--- START ---

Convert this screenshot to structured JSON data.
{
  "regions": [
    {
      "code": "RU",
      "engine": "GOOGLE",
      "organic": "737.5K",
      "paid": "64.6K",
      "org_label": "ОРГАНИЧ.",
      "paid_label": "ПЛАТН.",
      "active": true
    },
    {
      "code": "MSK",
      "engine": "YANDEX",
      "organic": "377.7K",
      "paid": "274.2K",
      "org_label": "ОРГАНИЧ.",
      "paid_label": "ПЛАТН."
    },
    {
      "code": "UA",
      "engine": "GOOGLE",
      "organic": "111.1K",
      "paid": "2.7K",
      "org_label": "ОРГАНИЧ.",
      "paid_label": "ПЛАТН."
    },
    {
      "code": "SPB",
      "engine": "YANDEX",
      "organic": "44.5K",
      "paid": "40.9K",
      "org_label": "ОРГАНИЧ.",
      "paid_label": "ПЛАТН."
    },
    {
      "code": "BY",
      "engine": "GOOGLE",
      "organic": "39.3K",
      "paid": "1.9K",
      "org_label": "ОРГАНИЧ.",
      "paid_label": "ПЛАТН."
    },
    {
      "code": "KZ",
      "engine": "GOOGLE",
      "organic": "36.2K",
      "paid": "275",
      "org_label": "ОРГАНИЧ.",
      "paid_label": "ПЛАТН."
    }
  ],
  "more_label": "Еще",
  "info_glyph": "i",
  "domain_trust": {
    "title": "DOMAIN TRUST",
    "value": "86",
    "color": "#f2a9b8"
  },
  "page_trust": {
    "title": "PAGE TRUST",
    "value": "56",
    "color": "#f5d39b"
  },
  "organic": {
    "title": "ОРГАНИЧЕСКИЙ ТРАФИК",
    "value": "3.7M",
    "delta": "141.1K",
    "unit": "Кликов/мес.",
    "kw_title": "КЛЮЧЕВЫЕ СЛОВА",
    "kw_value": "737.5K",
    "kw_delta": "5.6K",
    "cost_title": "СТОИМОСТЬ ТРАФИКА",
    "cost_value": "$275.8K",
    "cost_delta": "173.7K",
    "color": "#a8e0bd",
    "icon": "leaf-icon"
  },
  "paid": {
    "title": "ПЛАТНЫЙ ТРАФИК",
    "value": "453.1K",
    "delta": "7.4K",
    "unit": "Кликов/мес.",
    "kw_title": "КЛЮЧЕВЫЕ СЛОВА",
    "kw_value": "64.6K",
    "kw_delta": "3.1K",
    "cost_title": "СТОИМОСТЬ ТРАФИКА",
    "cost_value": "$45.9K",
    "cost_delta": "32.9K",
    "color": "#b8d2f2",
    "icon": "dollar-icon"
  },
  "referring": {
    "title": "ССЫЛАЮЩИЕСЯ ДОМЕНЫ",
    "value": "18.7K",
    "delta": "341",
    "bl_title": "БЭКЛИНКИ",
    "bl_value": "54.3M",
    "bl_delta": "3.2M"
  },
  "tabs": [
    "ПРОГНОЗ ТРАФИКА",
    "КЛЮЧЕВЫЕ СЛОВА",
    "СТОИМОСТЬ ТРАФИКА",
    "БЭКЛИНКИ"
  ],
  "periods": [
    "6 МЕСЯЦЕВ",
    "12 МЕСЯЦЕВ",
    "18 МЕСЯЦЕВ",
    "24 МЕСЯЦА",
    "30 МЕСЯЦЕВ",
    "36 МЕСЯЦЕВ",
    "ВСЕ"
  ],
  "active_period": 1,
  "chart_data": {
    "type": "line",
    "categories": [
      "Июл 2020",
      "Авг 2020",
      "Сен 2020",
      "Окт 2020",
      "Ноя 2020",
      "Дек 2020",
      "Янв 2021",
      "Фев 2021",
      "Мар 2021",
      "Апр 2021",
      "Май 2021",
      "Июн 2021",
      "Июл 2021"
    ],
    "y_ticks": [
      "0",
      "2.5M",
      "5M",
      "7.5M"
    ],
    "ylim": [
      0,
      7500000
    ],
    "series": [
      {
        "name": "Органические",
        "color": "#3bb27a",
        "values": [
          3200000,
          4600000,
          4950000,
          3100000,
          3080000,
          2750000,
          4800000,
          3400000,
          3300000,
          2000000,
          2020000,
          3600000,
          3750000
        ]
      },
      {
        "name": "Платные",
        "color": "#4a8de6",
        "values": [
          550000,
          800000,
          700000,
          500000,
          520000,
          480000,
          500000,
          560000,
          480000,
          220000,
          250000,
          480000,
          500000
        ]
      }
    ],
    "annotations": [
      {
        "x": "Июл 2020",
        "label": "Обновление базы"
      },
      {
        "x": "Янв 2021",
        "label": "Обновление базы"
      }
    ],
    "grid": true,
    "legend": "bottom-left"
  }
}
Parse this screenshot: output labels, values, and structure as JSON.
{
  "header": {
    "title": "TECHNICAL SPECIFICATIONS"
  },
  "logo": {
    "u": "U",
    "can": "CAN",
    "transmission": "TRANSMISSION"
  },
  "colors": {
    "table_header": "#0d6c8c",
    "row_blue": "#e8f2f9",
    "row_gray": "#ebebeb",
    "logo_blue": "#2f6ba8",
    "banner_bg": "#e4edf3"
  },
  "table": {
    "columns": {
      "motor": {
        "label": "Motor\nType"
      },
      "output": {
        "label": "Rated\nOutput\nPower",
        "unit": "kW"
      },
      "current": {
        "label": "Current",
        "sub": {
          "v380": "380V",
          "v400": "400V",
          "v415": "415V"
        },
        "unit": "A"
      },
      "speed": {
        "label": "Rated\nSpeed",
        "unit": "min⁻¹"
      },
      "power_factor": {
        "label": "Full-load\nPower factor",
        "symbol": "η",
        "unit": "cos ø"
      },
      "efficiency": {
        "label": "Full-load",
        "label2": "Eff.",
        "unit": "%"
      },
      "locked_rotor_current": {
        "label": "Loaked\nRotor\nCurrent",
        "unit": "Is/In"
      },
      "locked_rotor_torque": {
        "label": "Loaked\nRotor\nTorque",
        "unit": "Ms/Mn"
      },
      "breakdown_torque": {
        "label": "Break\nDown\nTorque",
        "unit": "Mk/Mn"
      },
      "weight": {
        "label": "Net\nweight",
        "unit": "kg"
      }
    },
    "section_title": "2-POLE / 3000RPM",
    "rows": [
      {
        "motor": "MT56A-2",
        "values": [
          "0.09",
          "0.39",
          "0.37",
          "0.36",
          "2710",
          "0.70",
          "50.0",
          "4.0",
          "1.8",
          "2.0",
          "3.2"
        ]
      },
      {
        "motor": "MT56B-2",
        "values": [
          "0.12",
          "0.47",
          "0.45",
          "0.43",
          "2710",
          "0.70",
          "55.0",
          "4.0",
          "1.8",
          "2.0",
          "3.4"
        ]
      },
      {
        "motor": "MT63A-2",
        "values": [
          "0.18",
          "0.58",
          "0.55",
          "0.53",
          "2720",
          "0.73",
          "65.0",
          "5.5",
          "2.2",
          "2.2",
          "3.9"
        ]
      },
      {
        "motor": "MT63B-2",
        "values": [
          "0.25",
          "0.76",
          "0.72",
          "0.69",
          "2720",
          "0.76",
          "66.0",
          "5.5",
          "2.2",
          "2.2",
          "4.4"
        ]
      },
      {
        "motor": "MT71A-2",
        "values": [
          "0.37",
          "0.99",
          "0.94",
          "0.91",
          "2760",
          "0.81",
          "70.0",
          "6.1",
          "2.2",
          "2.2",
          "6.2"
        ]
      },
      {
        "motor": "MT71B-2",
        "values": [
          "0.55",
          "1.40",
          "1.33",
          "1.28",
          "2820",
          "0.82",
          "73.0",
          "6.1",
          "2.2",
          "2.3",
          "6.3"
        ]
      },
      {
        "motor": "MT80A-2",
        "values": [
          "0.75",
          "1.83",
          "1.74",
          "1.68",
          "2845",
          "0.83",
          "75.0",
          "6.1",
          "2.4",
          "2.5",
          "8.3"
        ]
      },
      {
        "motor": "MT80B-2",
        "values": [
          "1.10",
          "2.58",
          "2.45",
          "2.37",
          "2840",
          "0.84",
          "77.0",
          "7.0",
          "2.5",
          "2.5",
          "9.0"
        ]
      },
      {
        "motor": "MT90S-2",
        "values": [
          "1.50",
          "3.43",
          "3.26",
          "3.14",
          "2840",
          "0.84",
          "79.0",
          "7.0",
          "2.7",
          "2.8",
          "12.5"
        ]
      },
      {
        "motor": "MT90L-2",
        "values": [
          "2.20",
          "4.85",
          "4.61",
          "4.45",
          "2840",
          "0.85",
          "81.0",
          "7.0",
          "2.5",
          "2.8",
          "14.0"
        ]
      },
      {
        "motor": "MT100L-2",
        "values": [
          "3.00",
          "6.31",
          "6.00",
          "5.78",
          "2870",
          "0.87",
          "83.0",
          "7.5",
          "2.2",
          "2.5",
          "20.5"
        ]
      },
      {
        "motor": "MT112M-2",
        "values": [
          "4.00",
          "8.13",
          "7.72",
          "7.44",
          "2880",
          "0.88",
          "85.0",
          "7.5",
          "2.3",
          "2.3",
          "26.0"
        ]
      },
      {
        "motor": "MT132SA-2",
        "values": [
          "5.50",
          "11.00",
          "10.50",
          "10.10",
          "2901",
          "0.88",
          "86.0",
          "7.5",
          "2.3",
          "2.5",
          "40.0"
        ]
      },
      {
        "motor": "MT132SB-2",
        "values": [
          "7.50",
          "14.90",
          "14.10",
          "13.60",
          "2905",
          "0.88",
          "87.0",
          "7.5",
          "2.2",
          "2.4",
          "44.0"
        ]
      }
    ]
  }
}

--- END ---

## Work to complete
Report only the number of lines in the records that include the word "organic".

## Final result
7